Required work
Search the data for the string "screenshot" and extract every line where it appears.

##### Raw data #####

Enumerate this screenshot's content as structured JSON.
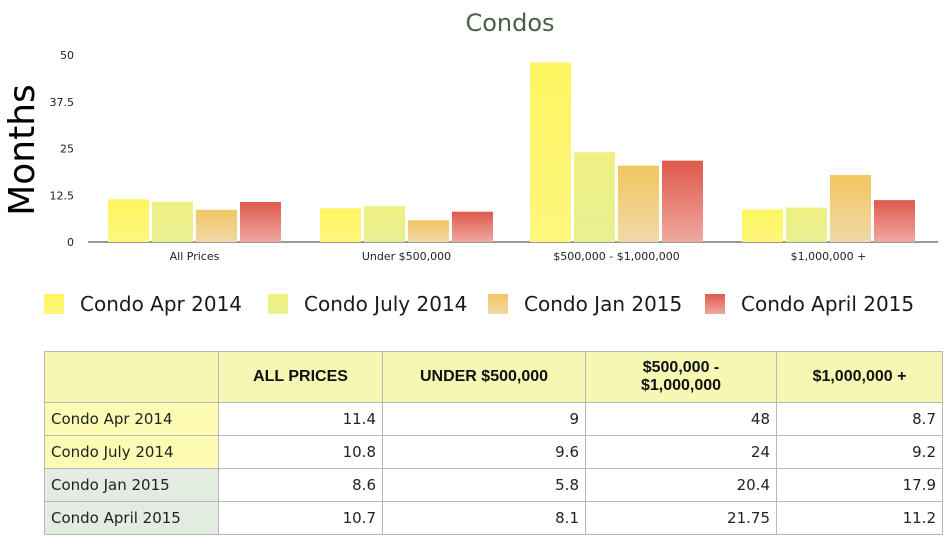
{
  "colors": {
    "series": [
      {
        "top": "#fdf55e",
        "bottom": "#fdf77f"
      },
      {
        "top": "#eef080",
        "bottom": "#e9ef92"
      },
      {
        "top": "#f1c660",
        "bottom": "#f2d8a8"
      },
      {
        "top": "#de5a4c",
        "bottom": "#efa8a0"
      }
    ],
    "title": "#4b5f46",
    "table_header_bg": "#f6f7b4",
    "table_row_label_bg_1": "#fdfbb4",
    "table_row_label_bg_2": "#e3ece0",
    "table_cell_bg": "#ffffff"
  },
  "chart_data": {
    "type": "bar",
    "title": "Condos",
    "ylabel": "Months",
    "xlabel": "",
    "ylim": [
      0,
      50
    ],
    "yticks": [
      "0",
      "12.5",
      "25",
      "37.5",
      "50"
    ],
    "grid": false,
    "legend_position": "bottom",
    "categories": [
      "All Prices",
      "Under $500,000",
      "$500,000 - $1,000,000",
      "$1,000,000 +"
    ],
    "series": [
      {
        "name": "Condo Apr 2014",
        "values": [
          11.4,
          9,
          48,
          8.7
        ]
      },
      {
        "name": "Condo July 2014",
        "values": [
          10.8,
          9.6,
          24,
          9.2
        ]
      },
      {
        "name": "Condo Jan 2015",
        "values": [
          8.6,
          5.8,
          20.4,
          17.9
        ]
      },
      {
        "name": "Condo April 2015",
        "values": [
          10.7,
          8.1,
          21.75,
          11.2
        ]
      }
    ]
  },
  "table": {
    "headers": [
      "",
      "ALL PRICES",
      "UNDER $500,000",
      "$500,000 - $1,000,000",
      "$1,000,000 +"
    ],
    "rows": [
      {
        "label": "Condo Apr 2014",
        "values": [
          "11.4",
          "9",
          "48",
          "8.7"
        ]
      },
      {
        "label": "Condo July 2014",
        "values": [
          "10.8",
          "9.6",
          "24",
          "9.2"
        ]
      },
      {
        "label": "Condo Jan 2015",
        "values": [
          "8.6",
          "5.8",
          "20.4",
          "17.9"
        ]
      },
      {
        "label": "Condo April 2015",
        "values": [
          "10.7",
          "8.1",
          "21.75",
          "11.2"
        ]
      }
    ]
  }
}
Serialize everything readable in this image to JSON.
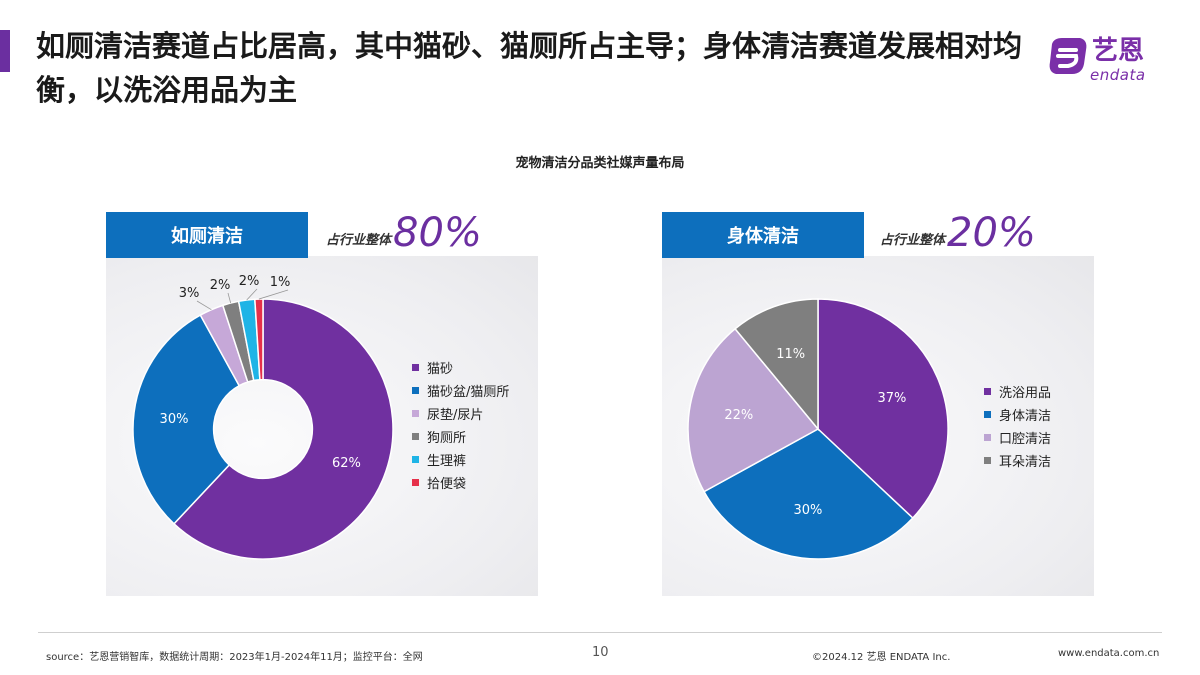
{
  "header": {
    "title": "如厕清洁赛道占比居高，其中猫砂、猫厕所占主导；身体清洁赛道发展相对均衡，以洗浴用品为主",
    "accent_color": "#6b2fa0"
  },
  "logo": {
    "cn": "艺恩",
    "en": "endata",
    "icon": "endata-e-logo"
  },
  "chart_data": [
    {
      "type": "pie",
      "title": "宠物清洁分品类社媒声量布局",
      "tab_label": "如厕清洁",
      "share_label": "占行业整体",
      "share_value": "80%",
      "categories": [
        "猫砂",
        "猫砂盆/猫厕所",
        "尿垫/尿片",
        "狗厕所",
        "生理裤",
        "拾便袋"
      ],
      "values": [
        62,
        30,
        3,
        2,
        2,
        1
      ],
      "data_labels": [
        "62%",
        "30%",
        "3%",
        "2%",
        "2%",
        "1%"
      ],
      "colors": [
        "#7030a0",
        "#0d6fbd",
        "#c6a8d8",
        "#7f7f7f",
        "#1fb4e6",
        "#e6304a"
      ],
      "legend": "right",
      "hole_ratio": 0.38
    },
    {
      "type": "pie",
      "tab_label": "身体清洁",
      "share_label": "占行业整体",
      "share_value": "20%",
      "categories": [
        "洗浴用品",
        "身体清洁",
        "口腔清洁",
        "耳朵清洁"
      ],
      "values": [
        37,
        30,
        22,
        11
      ],
      "data_labels": [
        "37%",
        "30%",
        "22%",
        "11%"
      ],
      "colors": [
        "#7030a0",
        "#0d6fbd",
        "#bca4d2",
        "#7f7f7f"
      ],
      "legend": "right",
      "hole_ratio": 0.0
    }
  ],
  "footer": {
    "source": "source：艺恩营销智库，数据统计周期：2023年1月-2024年11月；监控平台：全网",
    "page": "10",
    "copyright": "©2024.12 艺恩 ENDATA Inc.",
    "site": "www.endata.com.cn"
  }
}
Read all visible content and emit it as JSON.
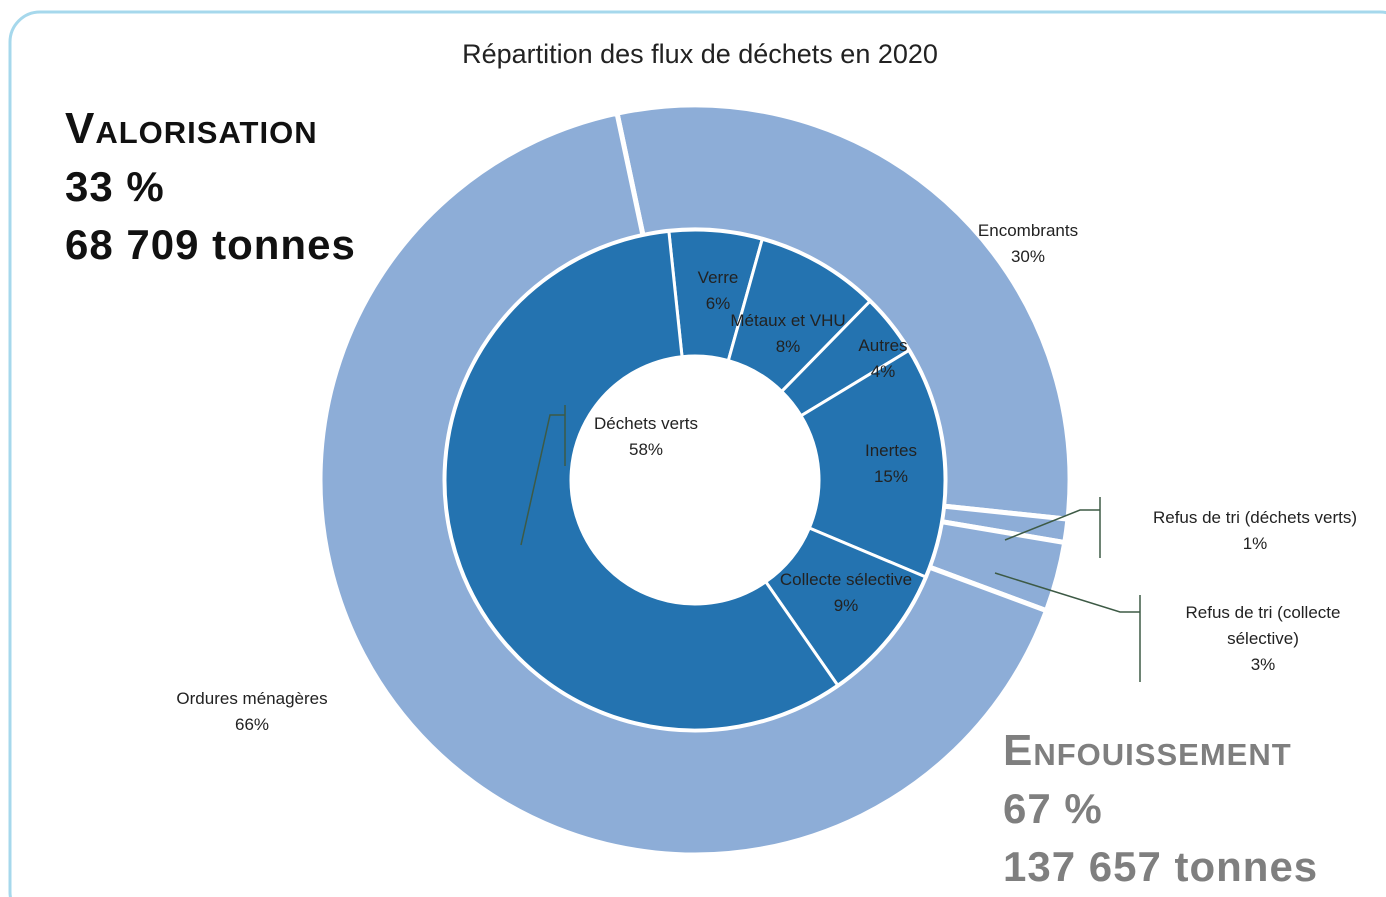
{
  "chart_data": {
    "type": "nested-donut",
    "title": "Répartition des flux de déchets en 2020",
    "series": [
      {
        "name": "Enfouissement",
        "color": "#8DADD7",
        "categories": [
          "Encombrants",
          "Refus de tri (déchets verts)",
          "Refus de tri (collecte sélective)",
          "Ordures ménagères"
        ],
        "values": [
          30,
          1,
          3,
          66
        ],
        "value_labels": [
          "30%",
          "1%",
          "3%",
          "66%"
        ]
      },
      {
        "name": "Valorisation",
        "color": "#2473B0",
        "categories": [
          "Verre",
          "Métaux et VHU",
          "Autres",
          "Inertes",
          "Collecte sélective",
          "Déchets verts"
        ],
        "values": [
          6,
          8,
          4,
          15,
          9,
          58
        ],
        "value_labels": [
          "6%",
          "8%",
          "4%",
          "15%",
          "9%",
          "58%"
        ]
      }
    ],
    "annotations": [
      {
        "title": "Valorisation",
        "percent": "33 %",
        "tonnage": "68 709 tonnes"
      },
      {
        "title": "Enfouissement",
        "percent": "67 %",
        "tonnage": "137 657 tonnes"
      }
    ]
  }
}
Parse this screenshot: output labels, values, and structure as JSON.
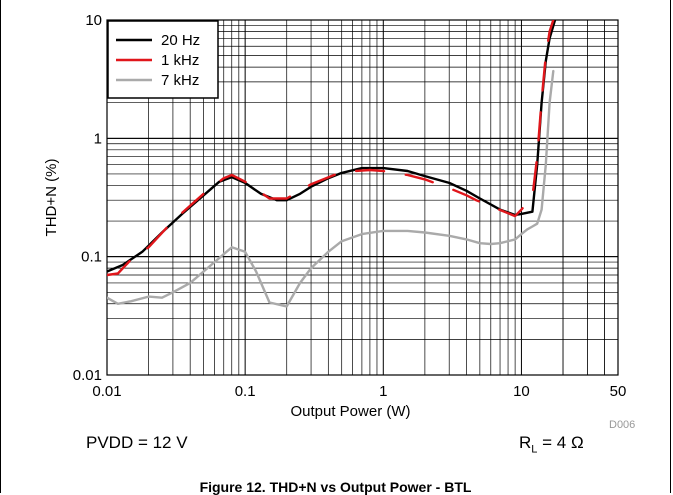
{
  "chart_data": {
    "type": "line",
    "xlabel": "Output Power (W)",
    "ylabel": "THD+N (%)",
    "x_scale": "log",
    "y_scale": "log",
    "xlim": [
      0.01,
      50
    ],
    "ylim": [
      0.01,
      10
    ],
    "x_ticks": [
      0.01,
      0.1,
      1,
      10,
      50
    ],
    "x_tick_labels": [
      "0.01",
      "0.1",
      "1",
      "10",
      "50"
    ],
    "y_ticks": [
      0.01,
      0.1,
      1,
      10
    ],
    "y_tick_labels": [
      "0.01",
      "0.1",
      "1",
      "10"
    ],
    "grid": true,
    "legend_position": "top-left",
    "colors": {
      "20 Hz": "#000000",
      "1 kHz": "#e0161b",
      "7 kHz": "#aaaaaa"
    },
    "series": [
      {
        "name": "20 Hz",
        "x": [
          0.01,
          0.013,
          0.018,
          0.025,
          0.035,
          0.05,
          0.065,
          0.08,
          0.1,
          0.13,
          0.17,
          0.2,
          0.25,
          0.3,
          0.4,
          0.5,
          0.7,
          1,
          1.5,
          2,
          3,
          4,
          5,
          7,
          9,
          10,
          12,
          13,
          14,
          15,
          16,
          17.5
        ],
        "y": [
          0.075,
          0.085,
          0.11,
          0.16,
          0.23,
          0.33,
          0.43,
          0.47,
          0.42,
          0.34,
          0.3,
          0.3,
          0.34,
          0.39,
          0.46,
          0.51,
          0.56,
          0.56,
          0.53,
          0.48,
          0.42,
          0.36,
          0.31,
          0.25,
          0.225,
          0.23,
          0.24,
          0.6,
          2,
          4.5,
          7,
          10
        ]
      },
      {
        "name": "1 kHz",
        "x": [
          0.01,
          0.012,
          0.015,
          0.02,
          0.03,
          0.05,
          0.07,
          0.08,
          0.1,
          0.15,
          0.2,
          0.3,
          0.5,
          0.8,
          1,
          1.5,
          2,
          3,
          4,
          4.7,
          9,
          10,
          12,
          13,
          14,
          15,
          16,
          17
        ],
        "y": [
          0.07,
          0.072,
          0.095,
          0.12,
          0.2,
          0.34,
          0.46,
          0.49,
          0.43,
          0.31,
          0.31,
          0.41,
          0.52,
          0.54,
          0.53,
          0.49,
          0.45,
          0.38,
          0.33,
          0.3,
          0.22,
          0.25,
          0.32,
          0.7,
          2.1,
          5,
          8,
          10
        ]
      },
      {
        "name": "7 kHz",
        "x": [
          0.01,
          0.012,
          0.015,
          0.02,
          0.025,
          0.03,
          0.04,
          0.05,
          0.06,
          0.07,
          0.08,
          0.1,
          0.12,
          0.15,
          0.2,
          0.25,
          0.3,
          0.4,
          0.5,
          0.7,
          1,
          1.5,
          2,
          3,
          4,
          5,
          6,
          7,
          9,
          10,
          11,
          12,
          13,
          14,
          15,
          16,
          17
        ],
        "y": [
          0.045,
          0.04,
          0.042,
          0.046,
          0.045,
          0.05,
          0.06,
          0.075,
          0.09,
          0.105,
          0.12,
          0.11,
          0.075,
          0.041,
          0.038,
          0.06,
          0.08,
          0.11,
          0.135,
          0.155,
          0.165,
          0.165,
          0.16,
          0.15,
          0.14,
          0.13,
          0.128,
          0.13,
          0.14,
          0.155,
          0.17,
          0.18,
          0.19,
          0.25,
          0.6,
          2,
          3.7
        ]
      }
    ]
  },
  "notes": {
    "pvdd": "PVDD = 12 V",
    "rl_prefix": "R",
    "rl_sub": "L",
    "rl_suffix": " = 4 Ω",
    "code": "D006"
  },
  "caption": "Figure 12. THD+N vs Output Power - BTL"
}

#####

Complete output
Enumerate this screenshot's content as structured JSON.
Parse this screenshot: output labels, values, and structure as JSON.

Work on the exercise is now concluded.